▶ TASK PROMPT
Go through the entries below and collect each line with the string "wurden" in it.

▶ RECORDS FOR THE TASK
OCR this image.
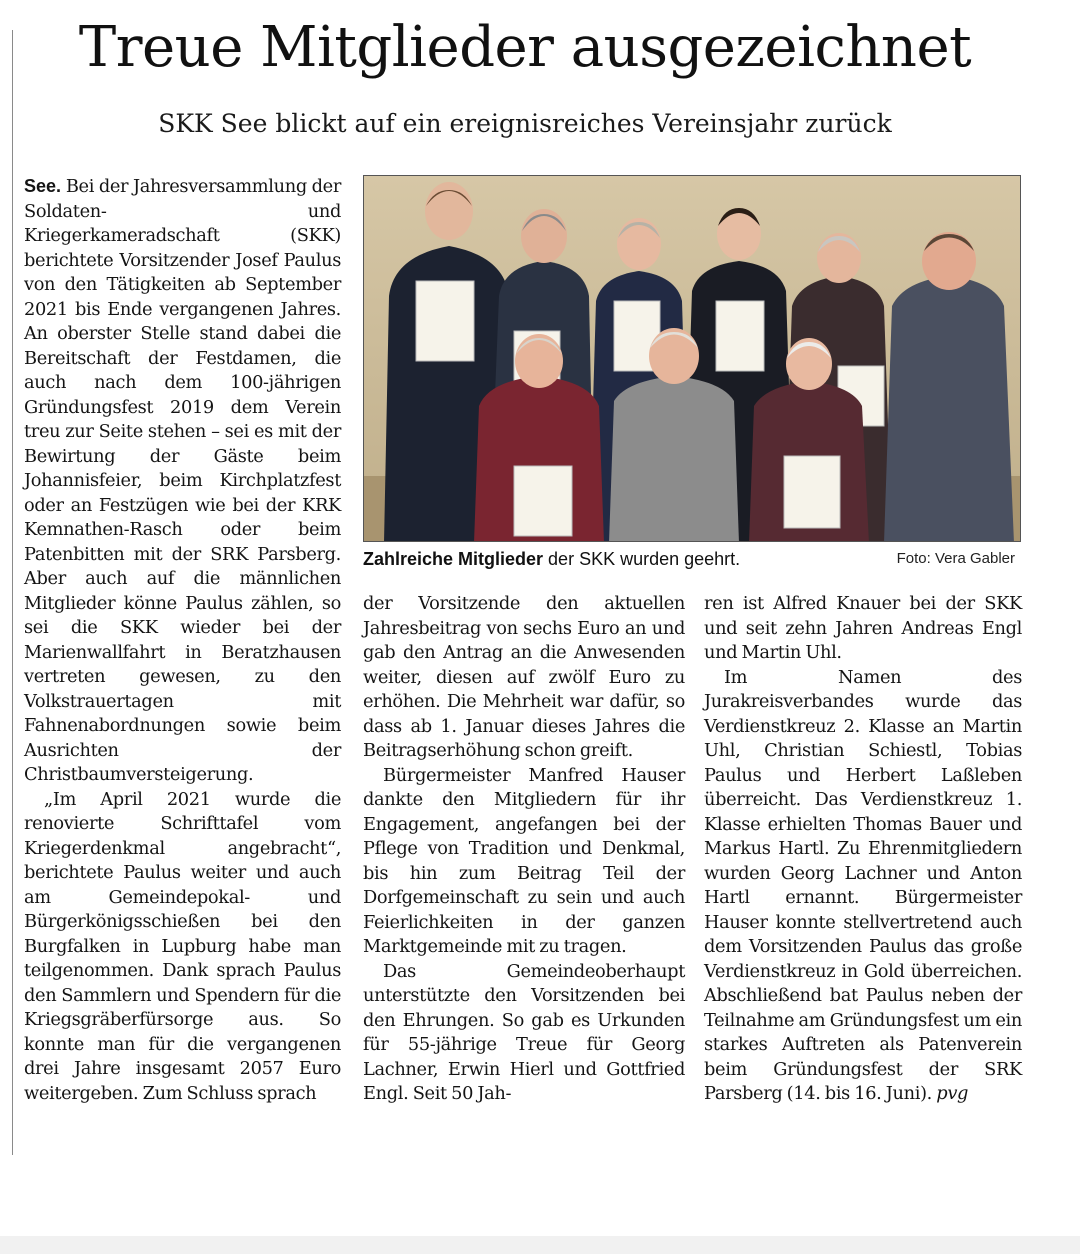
Treue Mitglieder ausgezeichnet
SKK See blickt auf ein ereignisreiches Vereinsjahr zurück

See. Bei der Jahresversammlung der Soldaten- und Kriegerkameradschaft (SKK) berichtete Vorsitzender Josef Paulus von den Tätigkeiten ab September 2021 bis Ende vergangenen Jahres. An oberster Stelle stand dabei die Bereitschaft der Festdamen, die auch nach dem 100-jährigen Gründungsfest 2019 dem Verein treu zur Seite stehen – sei es mit der Bewirtung der Gäste beim Johannisfeier, beim Kirchplatzfest oder an Festzügen wie bei der KRK Kemnathen-Rasch oder beim Patenbitten mit der SRK Parsberg. Aber auch auf die männlichen Mitglieder könne Paulus zählen, so sei die SKK wieder bei der Marienwallfahrt in Beratzhausen vertreten gewesen, zu den Volkstrauertagen mit Fahnenabordnungen sowie beim Ausrichten der Christbaumversteigerung.

„Im April 2021 wurde die renovierte Schrifttafel vom Kriegerdenkmal angebracht“, berichtete Paulus weiter und auch am Gemeindepokal- und Bürgerkönigsschießen bei den Burgfalken in Lupburg habe man teilgenommen. Dank sprach Paulus den Sammlern und Spendern für die Kriegsgräberfürsorge aus. So konnte man für die vergangenen drei Jahre insgesamt 2057 Euro weitergeben. Zum Schluss sprach

Zahlreiche Mitglieder der SKK wurden geehrt.	Foto: Vera Gabler

der Vorsitzende den aktuellen Jahresbeitrag von sechs Euro an und gab den Antrag an die Anwesenden weiter, diesen auf zwölf Euro zu erhöhen. Die Mehrheit war dafür, so dass ab 1. Januar dieses Jahres die Beitragserhöhung schon greift.

Bürgermeister Manfred Hauser dankte den Mitgliedern für ihr Engagement, angefangen bei der Pflege von Tradition und Denkmal, bis hin zum Beitrag Teil der Dorfgemeinschaft zu sein und auch Feierlichkeiten in der ganzen Marktgemeinde mit zu tragen.

Das Gemeindeoberhaupt unterstützte den Vorsitzenden bei den Ehrungen. So gab es Urkunden für 55-jährige Treue für Georg Lachner, Erwin Hierl und Gottfried Engl. Seit 50 Jah-

ren ist Alfred Knauer bei der SKK und seit zehn Jahren Andreas Engl und Martin Uhl.

Im Namen des Jurakreisverbandes wurde das Verdienstkreuz 2. Klasse an Martin Uhl, Christian Schiestl, Tobias Paulus und Herbert Laßleben überreicht. Das Verdienstkreuz 1. Klasse erhielten Thomas Bauer und Markus Hartl. Zu Ehrenmitgliedern wurden Georg Lachner und Anton Hartl ernannt. Bürgermeister Hauser konnte stellvertretend auch dem Vorsitzenden Paulus das große Verdienstkreuz in Gold überreichen. Abschließend bat Paulus neben der Teilnahme am Gründungsfest um ein starkes Auftreten als Patenverein beim Gründungsfest der SRK Parsberg (14. bis 16. Juni). pvg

▶ ANSWER BELOW
Zahlreiche Mitglieder der SKK wurden geehrt.	Foto: Vera Gabler
Im Namen des Jurakreisverbandes wurde das Verdienstkreuz 2. Klasse an Martin Uhl, Christian Schiestl, Tobias Paulus und Herbert Laßleben überreicht. Das Verdienstkreuz 1. Klasse erhielten Thomas Bauer und Markus Hartl. Zu Ehrenmitgliedern wurden Georg Lachner und Anton Hartl ernannt. Bürgermeister Hauser konnte stellvertretend auch dem Vorsitzenden Paulus das große Verdienstkreuz in Gold überreichen. Abschließend bat Paulus neben der Teilnahme am Gründungsfest um ein starkes Auftreten als Patenverein beim Gründungsfest der SRK Parsberg (14. bis 16. Juni). pvg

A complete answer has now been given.